Job: Reproduce verbatim every line from the one that includes "Transcribe the text in this document." to the closing line of the entries; omit everything before it.

Provided data:
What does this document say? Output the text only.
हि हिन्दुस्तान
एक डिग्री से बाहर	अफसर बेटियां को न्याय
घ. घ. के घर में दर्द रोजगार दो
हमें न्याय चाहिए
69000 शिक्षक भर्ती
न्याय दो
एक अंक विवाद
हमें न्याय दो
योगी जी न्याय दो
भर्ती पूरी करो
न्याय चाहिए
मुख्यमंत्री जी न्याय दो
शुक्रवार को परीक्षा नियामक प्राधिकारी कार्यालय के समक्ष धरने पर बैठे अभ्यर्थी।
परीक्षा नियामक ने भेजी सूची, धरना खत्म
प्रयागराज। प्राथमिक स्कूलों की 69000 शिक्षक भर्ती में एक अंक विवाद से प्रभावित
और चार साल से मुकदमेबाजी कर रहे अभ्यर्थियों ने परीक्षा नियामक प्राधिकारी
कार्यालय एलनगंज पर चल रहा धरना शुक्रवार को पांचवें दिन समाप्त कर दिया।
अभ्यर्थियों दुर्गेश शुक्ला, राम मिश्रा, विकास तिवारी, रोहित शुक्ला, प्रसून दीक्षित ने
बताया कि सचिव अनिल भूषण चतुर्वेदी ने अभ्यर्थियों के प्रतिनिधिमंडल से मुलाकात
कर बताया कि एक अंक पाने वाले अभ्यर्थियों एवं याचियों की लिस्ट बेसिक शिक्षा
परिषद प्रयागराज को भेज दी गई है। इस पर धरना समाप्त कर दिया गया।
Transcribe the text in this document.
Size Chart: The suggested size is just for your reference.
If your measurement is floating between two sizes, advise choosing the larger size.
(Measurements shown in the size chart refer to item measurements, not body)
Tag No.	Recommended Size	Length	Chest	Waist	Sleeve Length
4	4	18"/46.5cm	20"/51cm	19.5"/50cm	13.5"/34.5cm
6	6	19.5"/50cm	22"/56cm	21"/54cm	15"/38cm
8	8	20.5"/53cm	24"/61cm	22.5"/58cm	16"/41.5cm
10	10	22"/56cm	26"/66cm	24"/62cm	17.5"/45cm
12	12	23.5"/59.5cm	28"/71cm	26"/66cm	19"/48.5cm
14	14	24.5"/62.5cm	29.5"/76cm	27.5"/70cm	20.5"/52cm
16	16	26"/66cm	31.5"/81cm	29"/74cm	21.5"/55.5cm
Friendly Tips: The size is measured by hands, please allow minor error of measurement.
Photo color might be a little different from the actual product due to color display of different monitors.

Expected output:
Transcribe the text in this document.
Size Chart: The suggested size is just for your reference.
If your measurement is floating between two sizes, advise choosing the larger size.
(Measurements shown in the size chart refer to item measurements, not body)
Tag No.	Recommended Size	Length	Chest	Waist	Sleeve Length
4	4	18"/46.5cm	20"/51cm	19.5"/50cm	13.5"/34.5cm
6	6	19.5"/50cm	22"/56cm	21"/54cm	15"/38cm
8	8	20.5"/53cm	24"/61cm	22.5"/58cm	16"/41.5cm
10	10	22"/56cm	26"/66cm	24"/62cm	17.5"/45cm
12	12	23.5"/59.5cm	28"/71cm	26"/66cm	19"/48.5cm
14	14	24.5"/62.5cm	29.5"/76cm	27.5"/70cm	20.5"/52cm
16	16	26"/66cm	31.5"/81cm	29"/74cm	21.5"/55.5cm
Friendly Tips: The size is measured by hands, please allow minor error of measurement.
Photo color might be a little different from the actual product due to color display of different monitors.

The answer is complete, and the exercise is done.